**Stored entries**
-*-

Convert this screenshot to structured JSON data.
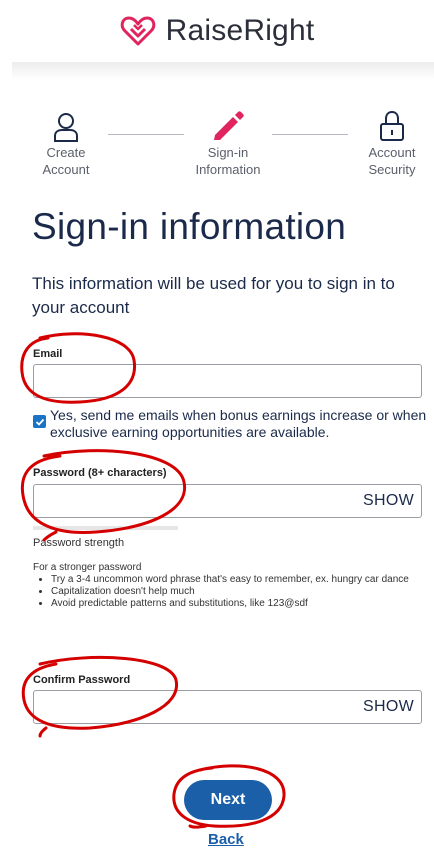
{
  "brand": {
    "name": "RaiseRight",
    "mark": "TM"
  },
  "steps": [
    {
      "line1": "Create",
      "line2": "Account",
      "icon": "user-icon"
    },
    {
      "line1": "Sign-in",
      "line2": "Information",
      "icon": "pencil-icon"
    },
    {
      "line1": "Account",
      "line2": "Security",
      "icon": "lock-icon"
    }
  ],
  "page": {
    "title": "Sign-in information",
    "subtitle": "This information will be used for you to sign in to your account"
  },
  "email": {
    "label": "Email",
    "value": ""
  },
  "opt_in": {
    "checked": true,
    "text": "Yes, send me emails when bonus earnings increase or when exclusive earning opportunities are available."
  },
  "password": {
    "label": "Password (8+ characters)",
    "value": "",
    "show_label": "SHOW",
    "strength_label": "Password strength",
    "strength": 0
  },
  "tips": {
    "heading": "For a stronger password",
    "items": [
      "Try a 3-4 uncommon word phrase that's easy to remember, ex. hungry car dance",
      "Capitalization doesn't help much",
      "Avoid predictable patterns and substitutions, like 123@sdf"
    ]
  },
  "confirm_password": {
    "label": "Confirm Password",
    "value": "",
    "show_label": "SHOW"
  },
  "actions": {
    "next_label": "Next",
    "back_label": "Back"
  },
  "colors": {
    "brand_pink": "#e0245e",
    "primary_blue": "#1b5fa8",
    "annotation_red": "#d40000"
  }
}
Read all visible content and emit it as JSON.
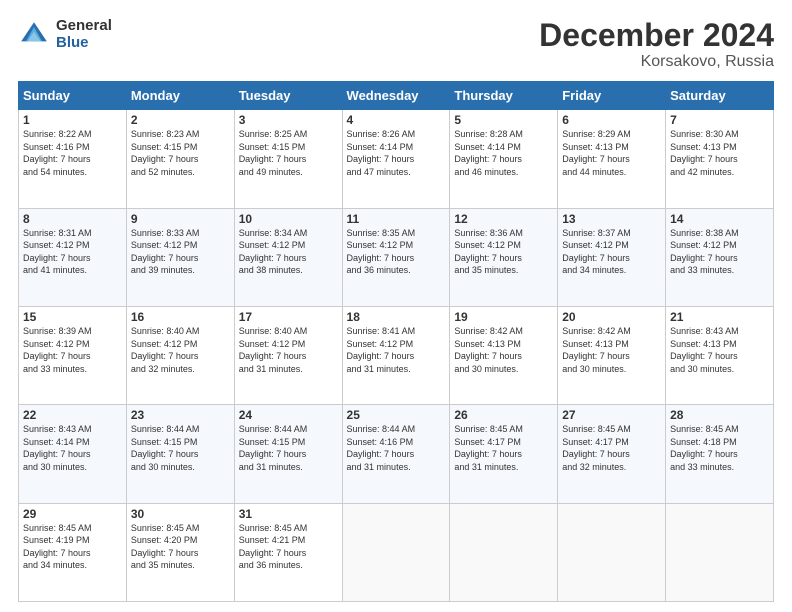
{
  "header": {
    "logo_general": "General",
    "logo_blue": "Blue",
    "main_title": "December 2024",
    "subtitle": "Korsakovo, Russia"
  },
  "days_of_week": [
    "Sunday",
    "Monday",
    "Tuesday",
    "Wednesday",
    "Thursday",
    "Friday",
    "Saturday"
  ],
  "weeks": [
    [
      {
        "day": "1",
        "sunrise": "8:22 AM",
        "sunset": "4:16 PM",
        "daylight_hours": "7",
        "daylight_minutes": "54"
      },
      {
        "day": "2",
        "sunrise": "8:23 AM",
        "sunset": "4:15 PM",
        "daylight_hours": "7",
        "daylight_minutes": "52"
      },
      {
        "day": "3",
        "sunrise": "8:25 AM",
        "sunset": "4:15 PM",
        "daylight_hours": "7",
        "daylight_minutes": "49"
      },
      {
        "day": "4",
        "sunrise": "8:26 AM",
        "sunset": "4:14 PM",
        "daylight_hours": "7",
        "daylight_minutes": "47"
      },
      {
        "day": "5",
        "sunrise": "8:28 AM",
        "sunset": "4:14 PM",
        "daylight_hours": "7",
        "daylight_minutes": "46"
      },
      {
        "day": "6",
        "sunrise": "8:29 AM",
        "sunset": "4:13 PM",
        "daylight_hours": "7",
        "daylight_minutes": "44"
      },
      {
        "day": "7",
        "sunrise": "8:30 AM",
        "sunset": "4:13 PM",
        "daylight_hours": "7",
        "daylight_minutes": "42"
      }
    ],
    [
      {
        "day": "8",
        "sunrise": "8:31 AM",
        "sunset": "4:12 PM",
        "daylight_hours": "7",
        "daylight_minutes": "41"
      },
      {
        "day": "9",
        "sunrise": "8:33 AM",
        "sunset": "4:12 PM",
        "daylight_hours": "7",
        "daylight_minutes": "39"
      },
      {
        "day": "10",
        "sunrise": "8:34 AM",
        "sunset": "4:12 PM",
        "daylight_hours": "7",
        "daylight_minutes": "38"
      },
      {
        "day": "11",
        "sunrise": "8:35 AM",
        "sunset": "4:12 PM",
        "daylight_hours": "7",
        "daylight_minutes": "36"
      },
      {
        "day": "12",
        "sunrise": "8:36 AM",
        "sunset": "4:12 PM",
        "daylight_hours": "7",
        "daylight_minutes": "35"
      },
      {
        "day": "13",
        "sunrise": "8:37 AM",
        "sunset": "4:12 PM",
        "daylight_hours": "7",
        "daylight_minutes": "34"
      },
      {
        "day": "14",
        "sunrise": "8:38 AM",
        "sunset": "4:12 PM",
        "daylight_hours": "7",
        "daylight_minutes": "33"
      }
    ],
    [
      {
        "day": "15",
        "sunrise": "8:39 AM",
        "sunset": "4:12 PM",
        "daylight_hours": "7",
        "daylight_minutes": "33"
      },
      {
        "day": "16",
        "sunrise": "8:40 AM",
        "sunset": "4:12 PM",
        "daylight_hours": "7",
        "daylight_minutes": "32"
      },
      {
        "day": "17",
        "sunrise": "8:40 AM",
        "sunset": "4:12 PM",
        "daylight_hours": "7",
        "daylight_minutes": "31"
      },
      {
        "day": "18",
        "sunrise": "8:41 AM",
        "sunset": "4:12 PM",
        "daylight_hours": "7",
        "daylight_minutes": "31"
      },
      {
        "day": "19",
        "sunrise": "8:42 AM",
        "sunset": "4:13 PM",
        "daylight_hours": "7",
        "daylight_minutes": "30"
      },
      {
        "day": "20",
        "sunrise": "8:42 AM",
        "sunset": "4:13 PM",
        "daylight_hours": "7",
        "daylight_minutes": "30"
      },
      {
        "day": "21",
        "sunrise": "8:43 AM",
        "sunset": "4:13 PM",
        "daylight_hours": "7",
        "daylight_minutes": "30"
      }
    ],
    [
      {
        "day": "22",
        "sunrise": "8:43 AM",
        "sunset": "4:14 PM",
        "daylight_hours": "7",
        "daylight_minutes": "30"
      },
      {
        "day": "23",
        "sunrise": "8:44 AM",
        "sunset": "4:15 PM",
        "daylight_hours": "7",
        "daylight_minutes": "30"
      },
      {
        "day": "24",
        "sunrise": "8:44 AM",
        "sunset": "4:15 PM",
        "daylight_hours": "7",
        "daylight_minutes": "31"
      },
      {
        "day": "25",
        "sunrise": "8:44 AM",
        "sunset": "4:16 PM",
        "daylight_hours": "7",
        "daylight_minutes": "31"
      },
      {
        "day": "26",
        "sunrise": "8:45 AM",
        "sunset": "4:17 PM",
        "daylight_hours": "7",
        "daylight_minutes": "31"
      },
      {
        "day": "27",
        "sunrise": "8:45 AM",
        "sunset": "4:17 PM",
        "daylight_hours": "7",
        "daylight_minutes": "32"
      },
      {
        "day": "28",
        "sunrise": "8:45 AM",
        "sunset": "4:18 PM",
        "daylight_hours": "7",
        "daylight_minutes": "33"
      }
    ],
    [
      {
        "day": "29",
        "sunrise": "8:45 AM",
        "sunset": "4:19 PM",
        "daylight_hours": "7",
        "daylight_minutes": "34"
      },
      {
        "day": "30",
        "sunrise": "8:45 AM",
        "sunset": "4:20 PM",
        "daylight_hours": "7",
        "daylight_minutes": "35"
      },
      {
        "day": "31",
        "sunrise": "8:45 AM",
        "sunset": "4:21 PM",
        "daylight_hours": "7",
        "daylight_minutes": "36"
      },
      null,
      null,
      null,
      null
    ]
  ],
  "labels": {
    "sunrise": "Sunrise:",
    "sunset": "Sunset:",
    "daylight": "Daylight: ",
    "hours": "hours",
    "and": "and",
    "minutes": "minutes."
  }
}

-*-

Copy out all of the material exactly as written, without its pictures.

**Task output**
Convert this screenshot to structured JSON data.
{
  "brand": {
    "name": "RaiseRight",
    "mark": "TM"
  },
  "steps": [
    {
      "line1": "Create",
      "line2": "Account",
      "icon": "user-icon"
    },
    {
      "line1": "Sign-in",
      "line2": "Information",
      "icon": "pencil-icon"
    },
    {
      "line1": "Account",
      "line2": "Security",
      "icon": "lock-icon"
    }
  ],
  "page": {
    "title": "Sign-in information",
    "subtitle": "This information will be used for you to sign in to your account"
  },
  "email": {
    "label": "Email",
    "value": ""
  },
  "opt_in": {
    "checked": true,
    "text": "Yes, send me emails when bonus earnings increase or when exclusive earning opportunities are available."
  },
  "password": {
    "label": "Password (8+ characters)",
    "value": "",
    "show_label": "SHOW",
    "strength_label": "Password strength",
    "strength": 0
  },
  "tips": {
    "heading": "For a stronger password",
    "items": [
      "Try a 3-4 uncommon word phrase that's easy to remember, ex. hungry car dance",
      "Capitalization doesn't help much",
      "Avoid predictable patterns and substitutions, like 123@sdf"
    ]
  },
  "confirm_password": {
    "label": "Confirm Password",
    "value": "",
    "show_label": "SHOW"
  },
  "actions": {
    "next_label": "Next",
    "back_label": "Back"
  },
  "colors": {
    "brand_pink": "#e0245e",
    "primary_blue": "#1b5fa8",
    "annotation_red": "#d40000"
  }
}
Read all visible content and emit it as JSON.
{
  "header": {
    "logo_general": "General",
    "logo_blue": "Blue",
    "main_title": "December 2024",
    "subtitle": "Korsakovo, Russia"
  },
  "days_of_week": [
    "Sunday",
    "Monday",
    "Tuesday",
    "Wednesday",
    "Thursday",
    "Friday",
    "Saturday"
  ],
  "weeks": [
    [
      {
        "day": "1",
        "sunrise": "8:22 AM",
        "sunset": "4:16 PM",
        "daylight_hours": "7",
        "daylight_minutes": "54"
      },
      {
        "day": "2",
        "sunrise": "8:23 AM",
        "sunset": "4:15 PM",
        "daylight_hours": "7",
        "daylight_minutes": "52"
      },
      {
        "day": "3",
        "sunrise": "8:25 AM",
        "sunset": "4:15 PM",
        "daylight_hours": "7",
        "daylight_minutes": "49"
      },
      {
        "day": "4",
        "sunrise": "8:26 AM",
        "sunset": "4:14 PM",
        "daylight_hours": "7",
        "daylight_minutes": "47"
      },
      {
        "day": "5",
        "sunrise": "8:28 AM",
        "sunset": "4:14 PM",
        "daylight_hours": "7",
        "daylight_minutes": "46"
      },
      {
        "day": "6",
        "sunrise": "8:29 AM",
        "sunset": "4:13 PM",
        "daylight_hours": "7",
        "daylight_minutes": "44"
      },
      {
        "day": "7",
        "sunrise": "8:30 AM",
        "sunset": "4:13 PM",
        "daylight_hours": "7",
        "daylight_minutes": "42"
      }
    ],
    [
      {
        "day": "8",
        "sunrise": "8:31 AM",
        "sunset": "4:12 PM",
        "daylight_hours": "7",
        "daylight_minutes": "41"
      },
      {
        "day": "9",
        "sunrise": "8:33 AM",
        "sunset": "4:12 PM",
        "daylight_hours": "7",
        "daylight_minutes": "39"
      },
      {
        "day": "10",
        "sunrise": "8:34 AM",
        "sunset": "4:12 PM",
        "daylight_hours": "7",
        "daylight_minutes": "38"
      },
      {
        "day": "11",
        "sunrise": "8:35 AM",
        "sunset": "4:12 PM",
        "daylight_hours": "7",
        "daylight_minutes": "36"
      },
      {
        "day": "12",
        "sunrise": "8:36 AM",
        "sunset": "4:12 PM",
        "daylight_hours": "7",
        "daylight_minutes": "35"
      },
      {
        "day": "13",
        "sunrise": "8:37 AM",
        "sunset": "4:12 PM",
        "daylight_hours": "7",
        "daylight_minutes": "34"
      },
      {
        "day": "14",
        "sunrise": "8:38 AM",
        "sunset": "4:12 PM",
        "daylight_hours": "7",
        "daylight_minutes": "33"
      }
    ],
    [
      {
        "day": "15",
        "sunrise": "8:39 AM",
        "sunset": "4:12 PM",
        "daylight_hours": "7",
        "daylight_minutes": "33"
      },
      {
        "day": "16",
        "sunrise": "8:40 AM",
        "sunset": "4:12 PM",
        "daylight_hours": "7",
        "daylight_minutes": "32"
      },
      {
        "day": "17",
        "sunrise": "8:40 AM",
        "sunset": "4:12 PM",
        "daylight_hours": "7",
        "daylight_minutes": "31"
      },
      {
        "day": "18",
        "sunrise": "8:41 AM",
        "sunset": "4:12 PM",
        "daylight_hours": "7",
        "daylight_minutes": "31"
      },
      {
        "day": "19",
        "sunrise": "8:42 AM",
        "sunset": "4:13 PM",
        "daylight_hours": "7",
        "daylight_minutes": "30"
      },
      {
        "day": "20",
        "sunrise": "8:42 AM",
        "sunset": "4:13 PM",
        "daylight_hours": "7",
        "daylight_minutes": "30"
      },
      {
        "day": "21",
        "sunrise": "8:43 AM",
        "sunset": "4:13 PM",
        "daylight_hours": "7",
        "daylight_minutes": "30"
      }
    ],
    [
      {
        "day": "22",
        "sunrise": "8:43 AM",
        "sunset": "4:14 PM",
        "daylight_hours": "7",
        "daylight_minutes": "30"
      },
      {
        "day": "23",
        "sunrise": "8:44 AM",
        "sunset": "4:15 PM",
        "daylight_hours": "7",
        "daylight_minutes": "30"
      },
      {
        "day": "24",
        "sunrise": "8:44 AM",
        "sunset": "4:15 PM",
        "daylight_hours": "7",
        "daylight_minutes": "31"
      },
      {
        "day": "25",
        "sunrise": "8:44 AM",
        "sunset": "4:16 PM",
        "daylight_hours": "7",
        "daylight_minutes": "31"
      },
      {
        "day": "26",
        "sunrise": "8:45 AM",
        "sunset": "4:17 PM",
        "daylight_hours": "7",
        "daylight_minutes": "31"
      },
      {
        "day": "27",
        "sunrise": "8:45 AM",
        "sunset": "4:17 PM",
        "daylight_hours": "7",
        "daylight_minutes": "32"
      },
      {
        "day": "28",
        "sunrise": "8:45 AM",
        "sunset": "4:18 PM",
        "daylight_hours": "7",
        "daylight_minutes": "33"
      }
    ],
    [
      {
        "day": "29",
        "sunrise": "8:45 AM",
        "sunset": "4:19 PM",
        "daylight_hours": "7",
        "daylight_minutes": "34"
      },
      {
        "day": "30",
        "sunrise": "8:45 AM",
        "sunset": "4:20 PM",
        "daylight_hours": "7",
        "daylight_minutes": "35"
      },
      {
        "day": "31",
        "sunrise": "8:45 AM",
        "sunset": "4:21 PM",
        "daylight_hours": "7",
        "daylight_minutes": "36"
      },
      null,
      null,
      null,
      null
    ]
  ],
  "labels": {
    "sunrise": "Sunrise:",
    "sunset": "Sunset:",
    "daylight": "Daylight: ",
    "hours": "hours",
    "and": "and",
    "minutes": "minutes."
  }
}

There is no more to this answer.